The European Commission announced in August this year that the iPhone maker would have to pay a €13 billion tax bill to the Irish government
Apple and Ireland are in the new again this week and despite some strong words on either side, nothing has really changed from August, when the European Commission announced that the iPhone maker would have to pay a huge €13 billion tax bill to the Irish government.
The reason all this has been dragged up again this week is because Apple has joined Ireland in officially appealing the decision, the Irish government has set out the legal arguments it plans to use in appealing the decision while the European Commission published a 130-page report detailing its three year investigation into Apple’s tax affairs.
Apple’s language was strong, accusing the European Commission of seeking headlines, and using the world’s most valuable company as a “convenient target.” The company’s general counsel Bruce Sewell focused in on one person within the EU, competition commissioner Margrethe Vestager, who he claimed used the prestige of the Apple investigation to boost her own profile.
The Irish government for its part said that it will argue the EU overstepped the mark and infringed on national sovereignty when it decided to tell the government how to tax companies operating in its jurisdiction. Simply put, the government says the investigators “misunderstood the relevant facts and Irish law.”
All this blustering is just preparation for a day in court next year when the European court of Justice will be asked to decide if Ireland’s tax deals with Apple were legal or not.
The problem with this whole issue is that the company involved and the size of the potential windfall make it a moral debate rather than a legal one which is what Apple, the EU and the Irish government are having.

------------------------------------

__Objectives__:
• A. Check each statement against the article on Apple's Irish tax bill and answer yes or no, quoting the words from the article that decide it. (i) The European Commission's report on its investigation into Apple's tax affairs runs to 130 pages. (ii) The European Court of Justice is expected to hear the case later this year. (iii) Bruce Sewell singled out competition commissioner Margrethe Vestager in his criticism.
• B. Carry on the article about Apple's Irish tax bill, starting after its last sentence.

__Provided material__:
------------------------------------

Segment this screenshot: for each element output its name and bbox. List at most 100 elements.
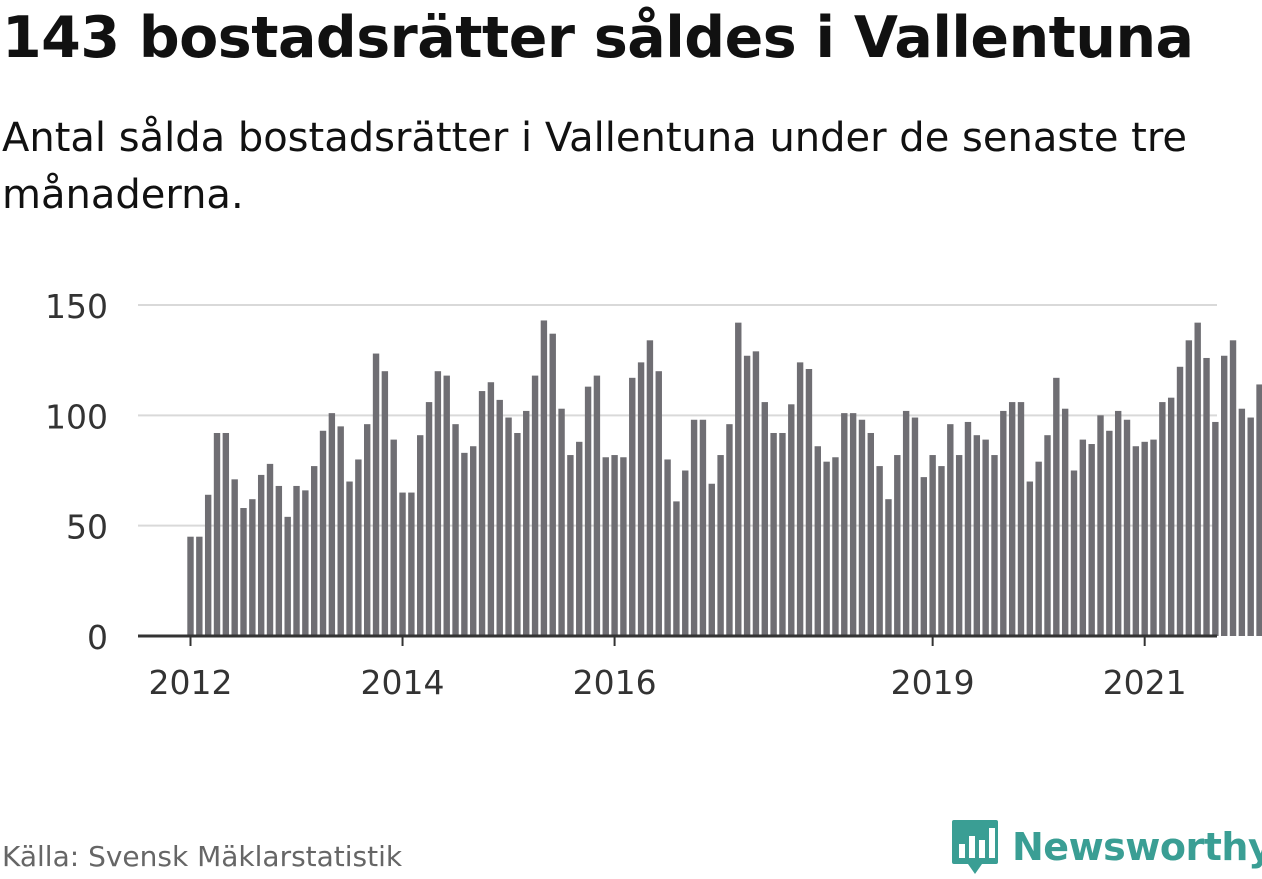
bar	[461, 452, 468, 636]
bar	[664, 459, 671, 636]
bar	[1097, 415, 1104, 636]
bar	[310, 466, 318, 636]
bar	[947, 424, 954, 636]
bar	[823, 461, 830, 636]
bar	[1088, 444, 1095, 636]
bar	[505, 417, 512, 636]
bar	[187, 536, 194, 636]
bar	[540, 320, 548, 636]
bar	[337, 426, 344, 636]
bar	[584, 386, 592, 636]
bar	[726, 424, 733, 636]
bar	[425, 402, 433, 636]
bar	[655, 371, 662, 636]
bar	[284, 516, 291, 636]
x-tick-label: 2019	[891, 663, 975, 702]
bar	[567, 455, 574, 636]
bar	[1221, 355, 1228, 636]
bar	[1212, 421, 1219, 636]
bar	[788, 404, 795, 636]
bar	[991, 455, 998, 636]
bar	[443, 375, 450, 636]
x-axis-ticks: 201220142016201920212023	[149, 636, 1187, 702]
bar	[743, 355, 751, 636]
bar	[293, 485, 300, 636]
bar	[646, 340, 654, 636]
bars	[187, 320, 1262, 636]
bar	[1061, 408, 1069, 636]
bar	[204, 494, 212, 636]
y-tick-label: 150	[45, 287, 108, 326]
bar	[1017, 402, 1025, 636]
x-tick-label: 2014	[361, 663, 445, 702]
bar	[257, 474, 265, 636]
bar	[196, 536, 203, 636]
bar	[487, 382, 495, 636]
bar	[682, 470, 689, 636]
bar	[399, 492, 406, 636]
bar	[1185, 340, 1193, 636]
bar	[814, 446, 821, 636]
bar	[558, 408, 565, 636]
bar	[717, 455, 724, 636]
bar	[302, 490, 309, 636]
x-tick-label: 2012	[149, 663, 233, 702]
bar	[1132, 446, 1140, 636]
bar	[1114, 410, 1122, 636]
bar	[637, 362, 645, 636]
bar	[408, 492, 415, 636]
bar	[1150, 439, 1157, 636]
bar	[1141, 441, 1148, 636]
bar	[531, 375, 539, 636]
bar	[240, 508, 247, 636]
bar	[611, 455, 618, 636]
bar	[514, 432, 521, 636]
bar	[355, 459, 362, 636]
chart-subtitle: Antal sålda bostadsrätter i Vallentuna u…	[2, 115, 1188, 218]
bar	[434, 371, 442, 636]
chart-title: 143 bostadsrätter såldes i Vallentuna	[2, 5, 1194, 71]
bar	[1106, 430, 1113, 636]
bar	[1053, 377, 1060, 636]
bar	[470, 446, 477, 636]
x-tick-label: 2016	[573, 663, 657, 702]
y-tick-label: 0	[87, 618, 108, 657]
bar	[381, 371, 389, 636]
bar	[929, 455, 936, 636]
x-tick-label: 2021	[1103, 663, 1187, 702]
bar	[549, 333, 556, 636]
bar	[920, 477, 928, 636]
bar	[964, 421, 972, 636]
bar	[858, 419, 866, 636]
y-axis-ticks: 0 50 100 150	[45, 287, 108, 657]
bar	[1176, 366, 1184, 636]
bar	[849, 413, 857, 636]
bar	[222, 432, 230, 636]
bar	[1000, 410, 1007, 636]
bar	[346, 481, 353, 636]
bar	[876, 466, 883, 636]
bar	[1079, 439, 1087, 636]
bar	[417, 435, 424, 636]
bar	[364, 424, 371, 636]
bar	[266, 463, 274, 636]
bar	[1035, 461, 1042, 636]
bar	[1123, 419, 1131, 636]
bar	[390, 439, 397, 636]
bar	[796, 362, 804, 636]
bar	[523, 410, 530, 636]
bar	[867, 432, 874, 636]
bar	[213, 432, 221, 636]
bar	[805, 368, 813, 636]
y-tick-label: 100	[45, 397, 108, 436]
bar	[1194, 322, 1201, 636]
bar	[911, 417, 919, 636]
bar	[894, 455, 901, 636]
bar	[841, 413, 848, 636]
bar	[1008, 402, 1016, 636]
bar	[372, 353, 380, 636]
bar	[690, 419, 698, 636]
bar	[770, 432, 777, 636]
bar	[328, 413, 336, 636]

------------------------------------

__Solved tasks__:
• A.
(i) Yes: "the European Commission published a 130-page report detailing its three year investigation into Apple’s tax affairs"
(ii) No: "preparation for a day in court next year when the European court of Justice will be asked to decide"
(iii) Yes: "The company’s general counsel Bruce Sewell focused in on one person within the EU, competition commissioner Margrethe Vestager"

• B.
The huge figure of €13 billion was clearly designed to grab headlines and even more importantly stir up debate in Ireland. The government came in for severe criticism for backing Apple and appealing the decision, with many opponents highlighting the critical services which could be boosted by such an influx of cash.
The thing is that even if the court sides with the EU, and Apple is forced to pay back taxes, the actual figure will be a hell of a lot less, with other countries likely to stake their claim while under Donald Trump’s regime Apple could repatriate a huge swathe of its cash at a lower corporate income tax rate.
Of course there are also many who believe that Apple and companies like Google and Amazon are simply exploiting loopholes in the international tax system to minimize their tax burden far below what is morally acceptable.
The question therefore is, what is morally acceptable?
Companies like Apple are private enterprises and are therefore answerable — principally — to their shareholders. That of course doesn’t mean that they can’t also be morally and socially responsible.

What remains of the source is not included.